Every entry below must be repeated exactly; skip the pictures.

--- Start ---

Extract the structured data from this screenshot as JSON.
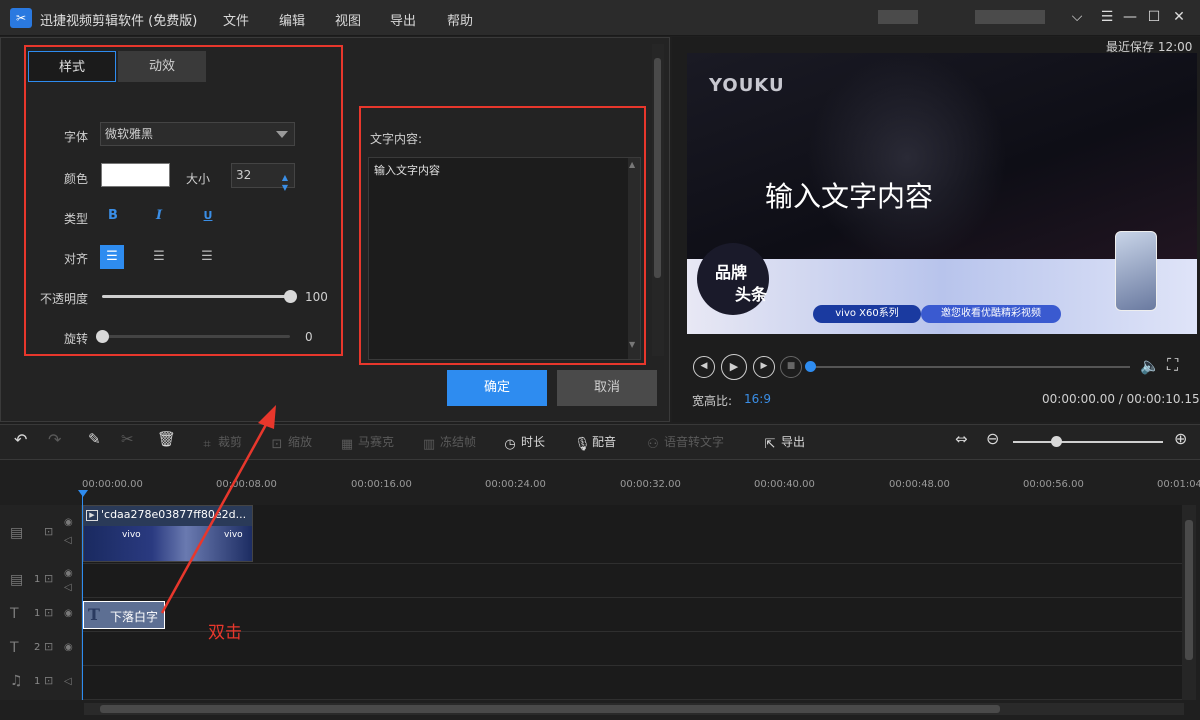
{
  "app": {
    "title": "迅捷视频剪辑软件 (免费版)",
    "menus": [
      "文件",
      "编辑",
      "视图",
      "导出",
      "帮助"
    ]
  },
  "style_panel": {
    "tabs": [
      "样式",
      "动效"
    ],
    "font_label": "字体",
    "font_value": "微软雅黑",
    "color_label": "颜色",
    "color_value": "#ffffff",
    "size_label": "大小",
    "size_value": "32",
    "type_label": "类型",
    "type_buttons": [
      "B",
      "I",
      "U"
    ],
    "align_label": "对齐",
    "opacity_label": "不透明度",
    "opacity_value": "100",
    "rotate_label": "旋转",
    "rotate_value": "0"
  },
  "text_panel": {
    "label": "文字内容:",
    "content": "输入文字内容",
    "ok": "确定",
    "cancel": "取消"
  },
  "preview": {
    "last_saved": "最近保存 12:00",
    "overlay_text": "输入文字内容",
    "watermark": "YOUKU",
    "brand_badge": [
      "品牌",
      "头条"
    ],
    "banner_left": "vivo X60系列",
    "banner_right": "邀您收看优酷精彩视频",
    "aspect_label": "宽高比:",
    "aspect_value": "16:9",
    "time": "00:00:00.00 / 00:00:10.15",
    "progress": 0
  },
  "toolbar": {
    "tools": [
      "裁剪",
      "缩放",
      "马赛克",
      "冻结帧",
      "时长",
      "配音",
      "语音转文字",
      "导出"
    ]
  },
  "timeline": {
    "ticks": [
      "00:00:00.00",
      "00:00:08.00",
      "00:00:16.00",
      "00:00:24.00",
      "00:00:32.00",
      "00:00:40.00",
      "00:00:48.00",
      "00:00:56.00",
      "00:01:04"
    ],
    "video_clip_name": "'cdaa278e03877ff80e2d...",
    "clip_thumb_text": "vivo",
    "text_clip": "下落白字",
    "track_nums": [
      "1",
      "1",
      "2",
      "1"
    ],
    "annotation": "双击"
  },
  "colors": {
    "accent": "#2e8cf0",
    "highlight": "#e8372c"
  }
}
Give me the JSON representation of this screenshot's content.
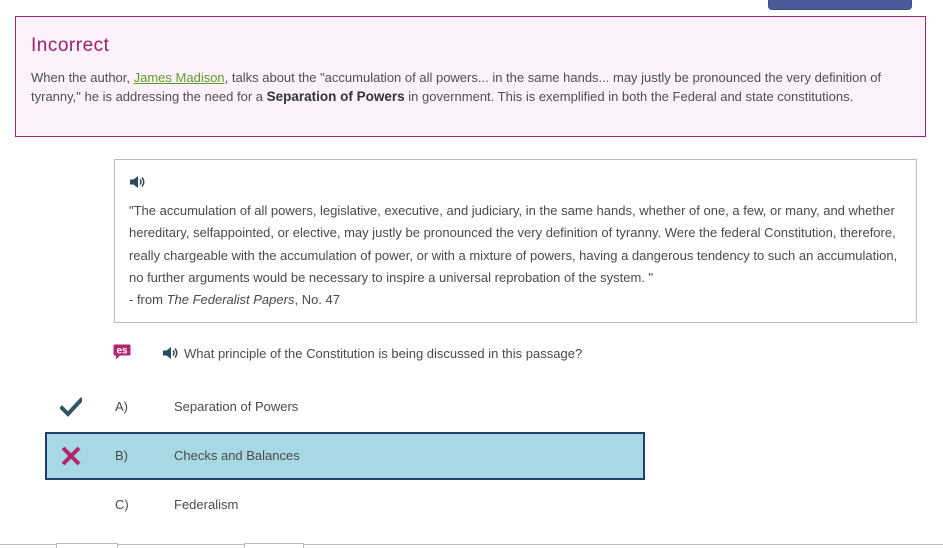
{
  "feedback": {
    "title": "Incorrect",
    "text_before_link": "When the author, ",
    "author_link": "James Madison",
    "text_after_link": ", talks about the \"accumulation of all powers... in the same hands... may justly be pronounced the very definition of tyranny,\" he is addressing the need for a ",
    "bold_term": "Separation of Powers",
    "text_end": " in government. This is exemplified in both the Federal and state constitutions."
  },
  "passage": {
    "audio_icon": "speaker-icon",
    "quote": "\"The accumulation of all powers, legislative, executive, and judiciary, in the same hands, whether of one, a few, or many, and whether hereditary, selfappointed, or elective, may justly be pronounced the very definition of tyranny. Were the federal Constitution, therefore, really chargeable with the accumulation of power, or with a mixture of powers, having a dangerous tendency to such an accumulation, no further arguments would be necessary to inspire a universal reprobation of the system. \"",
    "source_prefix": "- from ",
    "source_title": "The Federalist Papers",
    "source_suffix": ", No. 47"
  },
  "question": {
    "spanish_icon": "es-translation-icon",
    "audio_icon": "speaker-icon",
    "text": "What principle of the Constitution is being discussed in this passage?"
  },
  "answers": [
    {
      "letter": "A)",
      "text": "Separation of Powers",
      "status": "correct",
      "icon": "checkmark-icon"
    },
    {
      "letter": "B)",
      "text": "Checks and Balances",
      "status": "incorrect-selected",
      "icon": "x-icon"
    },
    {
      "letter": "C)",
      "text": "Federalism",
      "status": "none",
      "icon": ""
    }
  ],
  "colors": {
    "feedback_accent": "#9a1f6e",
    "feedback_bg": "#fdf1fb",
    "link_green": "#5c9d2a",
    "selected_bg": "#a8d8e3",
    "selected_border": "#1f3f72",
    "check_color": "#2f5563",
    "x_color": "#b0266f"
  }
}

--- End ---

# SOLUTION TO THIS EXERCISE
Extract the structured data from this screenshot as JSON.
{
  "app": {
    "title": "迅捷视频剪辑软件 (免费版)",
    "menus": [
      "文件",
      "编辑",
      "视图",
      "导出",
      "帮助"
    ]
  },
  "style_panel": {
    "tabs": [
      "样式",
      "动效"
    ],
    "font_label": "字体",
    "font_value": "微软雅黑",
    "color_label": "颜色",
    "color_value": "#ffffff",
    "size_label": "大小",
    "size_value": "32",
    "type_label": "类型",
    "type_buttons": [
      "B",
      "I",
      "U"
    ],
    "align_label": "对齐",
    "opacity_label": "不透明度",
    "opacity_value": "100",
    "rotate_label": "旋转",
    "rotate_value": "0"
  },
  "text_panel": {
    "label": "文字内容:",
    "content": "输入文字内容",
    "ok": "确定",
    "cancel": "取消"
  },
  "preview": {
    "last_saved": "最近保存 12:00",
    "overlay_text": "输入文字内容",
    "watermark": "YOUKU",
    "brand_badge": [
      "品牌",
      "头条"
    ],
    "banner_left": "vivo X60系列",
    "banner_right": "邀您收看优酷精彩视频",
    "aspect_label": "宽高比:",
    "aspect_value": "16:9",
    "time": "00:00:00.00 / 00:00:10.15",
    "progress": 0
  },
  "toolbar": {
    "tools": [
      "裁剪",
      "缩放",
      "马赛克",
      "冻结帧",
      "时长",
      "配音",
      "语音转文字",
      "导出"
    ]
  },
  "timeline": {
    "ticks": [
      "00:00:00.00",
      "00:00:08.00",
      "00:00:16.00",
      "00:00:24.00",
      "00:00:32.00",
      "00:00:40.00",
      "00:00:48.00",
      "00:00:56.00",
      "00:01:04"
    ],
    "video_clip_name": "'cdaa278e03877ff80e2d...",
    "clip_thumb_text": "vivo",
    "text_clip": "下落白字",
    "track_nums": [
      "1",
      "1",
      "2",
      "1"
    ],
    "annotation": "双击"
  },
  "colors": {
    "accent": "#2e8cf0",
    "highlight": "#e8372c"
  }
}
Give me the JSON representation of this screenshot's content.
{
  "feedback": {
    "title": "Incorrect",
    "text_before_link": "When the author, ",
    "author_link": "James Madison",
    "text_after_link": ", talks about the \"accumulation of all powers... in the same hands... may justly be pronounced the very definition of tyranny,\" he is addressing the need for a ",
    "bold_term": "Separation of Powers",
    "text_end": " in government. This is exemplified in both the Federal and state constitutions."
  },
  "passage": {
    "audio_icon": "speaker-icon",
    "quote": "\"The accumulation of all powers, legislative, executive, and judiciary, in the same hands, whether of one, a few, or many, and whether hereditary, selfappointed, or elective, may justly be pronounced the very definition of tyranny. Were the federal Constitution, therefore, really chargeable with the accumulation of power, or with a mixture of powers, having a dangerous tendency to such an accumulation, no further arguments would be necessary to inspire a universal reprobation of the system. \"",
    "source_prefix": "- from ",
    "source_title": "The Federalist Papers",
    "source_suffix": ", No. 47"
  },
  "question": {
    "spanish_icon": "es-translation-icon",
    "audio_icon": "speaker-icon",
    "text": "What principle of the Constitution is being discussed in this passage?"
  },
  "answers": [
    {
      "letter": "A)",
      "text": "Separation of Powers",
      "status": "correct",
      "icon": "checkmark-icon"
    },
    {
      "letter": "B)",
      "text": "Checks and Balances",
      "status": "incorrect-selected",
      "icon": "x-icon"
    },
    {
      "letter": "C)",
      "text": "Federalism",
      "status": "none",
      "icon": ""
    }
  ],
  "colors": {
    "feedback_accent": "#9a1f6e",
    "feedback_bg": "#fdf1fb",
    "link_green": "#5c9d2a",
    "selected_bg": "#a8d8e3",
    "selected_border": "#1f3f72",
    "check_color": "#2f5563",
    "x_color": "#b0266f"
  }
}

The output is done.